Excerpt from a dataset
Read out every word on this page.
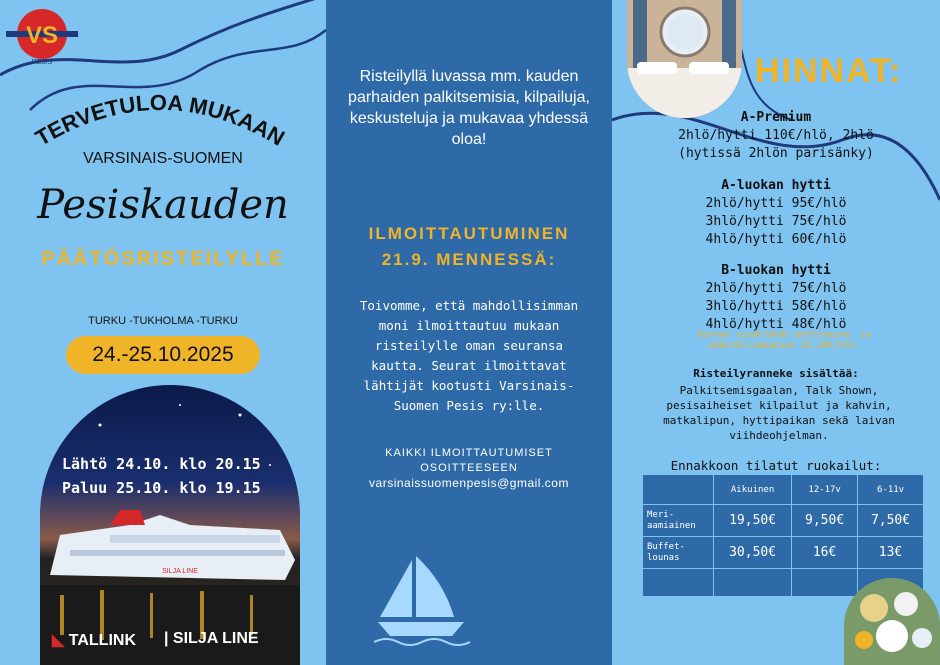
VS
PESIS
TERVETULOA MUKAAN
VARSINAIS-SUOMEN
Pesiskauden
PÄÄTÖSRISTEILYLLE
TURKU -TUKHOLMA -TURKU
24.-25.10.2025
SILJA LINE
Lähtö 24.10. klo 20.15
Paluu 25.10. klo 19.15
◣ TALLINK | SILJA LINE
Risteilyllä luvassa mm. kauden parhaiden palkitsemisia, kilpailuja, keskusteluja ja mukavaa yhdessä oloa!
ILMOITTAUTUMINEN
21.9. MENNESSÄ:
Toivomme, että mahdollisimman moni ilmoittautuu mukaan risteilylle oman seuransa kautta. Seurat ilmoittavat lähtijät kootusti Varsinais-Suomen Pesis ry:lle.
KAIKKI ILMOITTAUTUMISET OSOITTEESEEN
varsinaissuomenpesis@gmail.com
HINNAT:
A-Premium
2hlö/hytti 110€/hlö, 2hlö
(hytissä 2hlön parisänky)
A-luokan hytti
2hlö/hytti 95€/hlö
3hlö/hytti 75€/hlö
4hlö/hytti 60€/hlö
B-luokan hytti
2hlö/hytti 75€/hlö
3hlö/hytti 58€/hlö
4hlö/hytti 48€/hlö
Hinnat sisältävät polttoaine- ja päästölisämaksun 15.20€/hlö.
Risteilyranneke sisältää:
Palkitsemisgaalan, Talk Shown, pesisaiheiset kilpailut ja kahvin, matkalipun, hyttipaikan sekä laivan viihdeohjelman.
Ennakkoon tilatut ruokailut:
	Aikuinen	12-17v	6-11v
Meri-
aamiainen	19,50€	9,50€	7,50€
Buffet-
lounas	30,50€	16€	13€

## Set task
Return all the entries word for word, but omit any pictures they contain.

## Solved problem
Read out every word on this page.
VS
PESIS
TERVETULOA MUKAAN
VARSINAIS-SUOMEN
Pesiskauden
PÄÄTÖSRISTEILYLLE
TURKU -TUKHOLMA -TURKU
24.-25.10.2025
SILJA LINE
Lähtö 24.10. klo 20.15
Paluu 25.10. klo 19.15
◣ TALLINK | SILJA LINE
Risteilyllä luvassa mm. kauden parhaiden palkitsemisia, kilpailuja, keskusteluja ja mukavaa yhdessä oloa!
ILMOITTAUTUMINEN
21.9. MENNESSÄ:
Toivomme, että mahdollisimman moni ilmoittautuu mukaan risteilylle oman seuransa kautta. Seurat ilmoittavat lähtijät kootusti Varsinais-Suomen Pesis ry:lle.
KAIKKI ILMOITTAUTUMISET OSOITTEESEEN
varsinaissuomenpesis@gmail.com
HINNAT:
A-Premium
2hlö/hytti 110€/hlö, 2hlö
(hytissä 2hlön parisänky)
A-luokan hytti
2hlö/hytti 95€/hlö
3hlö/hytti 75€/hlö
4hlö/hytti 60€/hlö
B-luokan hytti
2hlö/hytti 75€/hlö
3hlö/hytti 58€/hlö
4hlö/hytti 48€/hlö
Hinnat sisältävät polttoaine- ja päästölisämaksun 15.20€/hlö.
Risteilyranneke sisältää:
Palkitsemisgaalan, Talk Shown, pesisaiheiset kilpailut ja kahvin, matkalipun, hyttipaikan sekä laivan viihdeohjelman.
Ennakkoon tilatut ruokailut:
	Aikuinen	12-17v	6-11v
Meri-
aamiainen	19,50€	9,50€	7,50€
Buffet-
lounas	30,50€	16€	13€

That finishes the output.